• [What to do] Every line holding the string "myfollett" should be gathered.

Dataset entries
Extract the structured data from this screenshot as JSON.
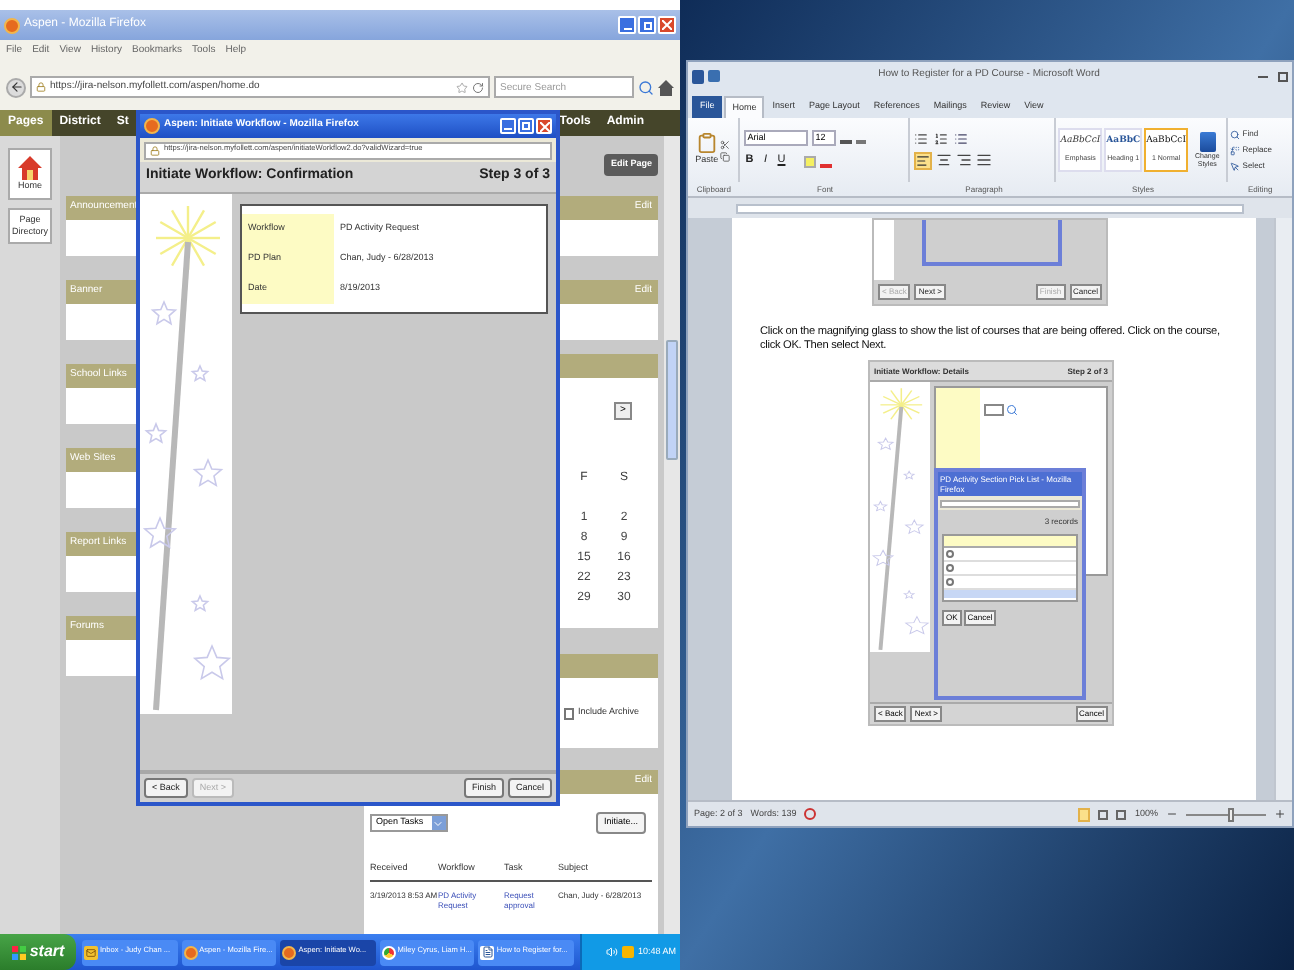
{
  "firefox": {
    "title": "Aspen - Mozilla Firefox",
    "menu": [
      "File",
      "Edit",
      "View",
      "History",
      "Bookmarks",
      "Tools",
      "Help"
    ],
    "url": "https://jira-nelson.myfollett.com/aspen/home.do",
    "search": {
      "placeholder": "Secure Search"
    }
  },
  "aspen": {
    "nav_left": [
      {
        "label": "Pages",
        "selected": true
      },
      {
        "label": "District",
        "selected": false
      },
      {
        "label": "St",
        "selected": false
      }
    ],
    "nav_right": [
      {
        "label": "Tools",
        "selected": false
      },
      {
        "label": "Admin",
        "selected": false
      }
    ],
    "sidebar": [
      {
        "label": "Home",
        "kind": "home"
      },
      {
        "label": "Page Directory",
        "kind": "text"
      }
    ],
    "edit_page": "Edit Page",
    "left_widgets": [
      {
        "title": "Announcement"
      },
      {
        "title": "Banner"
      },
      {
        "title": "School Links"
      },
      {
        "title": "Web Sites"
      },
      {
        "title": "Report Links"
      },
      {
        "title": "Forums"
      }
    ],
    "right_widgets": [
      {
        "kind": "plain",
        "action": "Edit"
      },
      {
        "kind": "plain",
        "action": "Edit"
      },
      {
        "kind": "calendar"
      },
      {
        "kind": "archive"
      },
      {
        "kind": "workflow",
        "action": "Edit"
      }
    ],
    "calendar": {
      "next": ">",
      "columns": [
        {
          "day": "F",
          "dates": [
            "1",
            "8",
            "15",
            "22",
            "29"
          ]
        },
        {
          "day": "S",
          "dates": [
            "2",
            "9",
            "16",
            "23",
            "30"
          ]
        }
      ]
    },
    "archive": {
      "label": "Include Archive",
      "checked": false
    },
    "workflow": {
      "filter": "Open Tasks",
      "initiate": "Initiate...",
      "columns": [
        "Received",
        "Workflow",
        "Task",
        "Subject"
      ],
      "rows": [
        [
          "3/19/2013 8:53 AM",
          "PD Activity Request",
          "Request approval",
          "Chan, Judy - 6/28/2013"
        ]
      ]
    }
  },
  "dialog": {
    "title": "Aspen: Initiate Workflow - Mozilla Firefox",
    "url": "https://jira-nelson.myfollett.com/aspen/initiateWorkflow2.do?validWizard=true",
    "heading": "Initiate Workflow: Confirmation",
    "step": "Step 3 of 3",
    "fields": [
      {
        "label": "Workflow",
        "value": "PD Activity Request"
      },
      {
        "label": "PD Plan",
        "value": "Chan, Judy - 6/28/2013"
      },
      {
        "label": "Date",
        "value": "8/19/2013"
      }
    ],
    "buttons": [
      {
        "label": "< Back",
        "disabled": false
      },
      {
        "label": "Next >",
        "disabled": true
      },
      {
        "label": "Finish",
        "disabled": false
      },
      {
        "label": "Cancel",
        "disabled": false
      }
    ]
  },
  "taskbar": {
    "start": "start",
    "items": [
      {
        "label": "Inbox - Judy Chan ...",
        "kind": "mail",
        "selected": false
      },
      {
        "label": "Aspen - Mozilla Fire...",
        "kind": "browser",
        "selected": false
      },
      {
        "label": "Aspen: Initiate Wo...",
        "kind": "browser",
        "selected": true
      },
      {
        "label": "Miley Cyrus, Liam H...",
        "kind": "chrome",
        "selected": false
      },
      {
        "label": "How to Register for...",
        "kind": "document",
        "selected": false
      }
    ],
    "clock": "10:48 AM"
  },
  "word": {
    "title": "How to Register for a PD Course - Microsoft Word",
    "tabs": [
      {
        "label": "File",
        "kind": "file",
        "selected": false
      },
      {
        "label": "Home",
        "kind": "tab",
        "selected": true
      },
      {
        "label": "Insert",
        "kind": "tab",
        "selected": false
      },
      {
        "label": "Page Layout",
        "kind": "tab",
        "selected": false
      },
      {
        "label": "References",
        "kind": "tab",
        "selected": false
      },
      {
        "label": "Mailings",
        "kind": "tab",
        "selected": false
      },
      {
        "label": "Review",
        "kind": "tab",
        "selected": false
      },
      {
        "label": "View",
        "kind": "tab",
        "selected": false
      }
    ],
    "paste": "Paste",
    "font": "Arial",
    "size": "12",
    "format_buttons": [
      "B",
      "I",
      "U"
    ],
    "styles": [
      {
        "sample": "AaBbCcI",
        "name": "Emphasis",
        "kind": "emphasis",
        "selected": false
      },
      {
        "sample": "AaBbC",
        "name": "Heading 1",
        "kind": "heading",
        "selected": false
      },
      {
        "sample": "AaBbCcI",
        "name": "1 Normal",
        "kind": "normal",
        "selected": true
      }
    ],
    "change_styles": "Change Styles",
    "editing": [
      "Find",
      "Replace",
      "Select"
    ],
    "groups": [
      "Clipboard",
      "Font",
      "Paragraph",
      "Styles",
      "Editing"
    ],
    "fragment_buttons": [
      "< Back",
      "Next >",
      "Finish",
      "Cancel"
    ],
    "paragraph": "Click on the magnifying glass to show the list of courses that are being offered.  Click on the course, click OK. Then select Next.",
    "embedded": {
      "heading": "Initiate Workflow: Details",
      "step": "Step 2 of 3",
      "popup_title": "PD Activity Section Pick List - Mozilla Firefox",
      "records": "3 records",
      "popup_buttons": [
        "OK",
        "Cancel"
      ],
      "radios": [
        {
          "selected": false
        },
        {
          "selected": false
        },
        {
          "selected": false
        }
      ],
      "buttons": [
        "< Back",
        "Next >"
      ],
      "right_button": "Cancel"
    },
    "status": {
      "page": "Page: 2 of 3",
      "words": "Words: 139",
      "zoom": {
        "label": "100%",
        "level": 0.55
      }
    }
  }
}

• [Written response]
    "url": "https://jira-nelson.myfollett.com/aspen/home.do",
    "url": "https://jira-nelson.myfollett.com/aspen/initiateWorkflow2.do?validWizard=true",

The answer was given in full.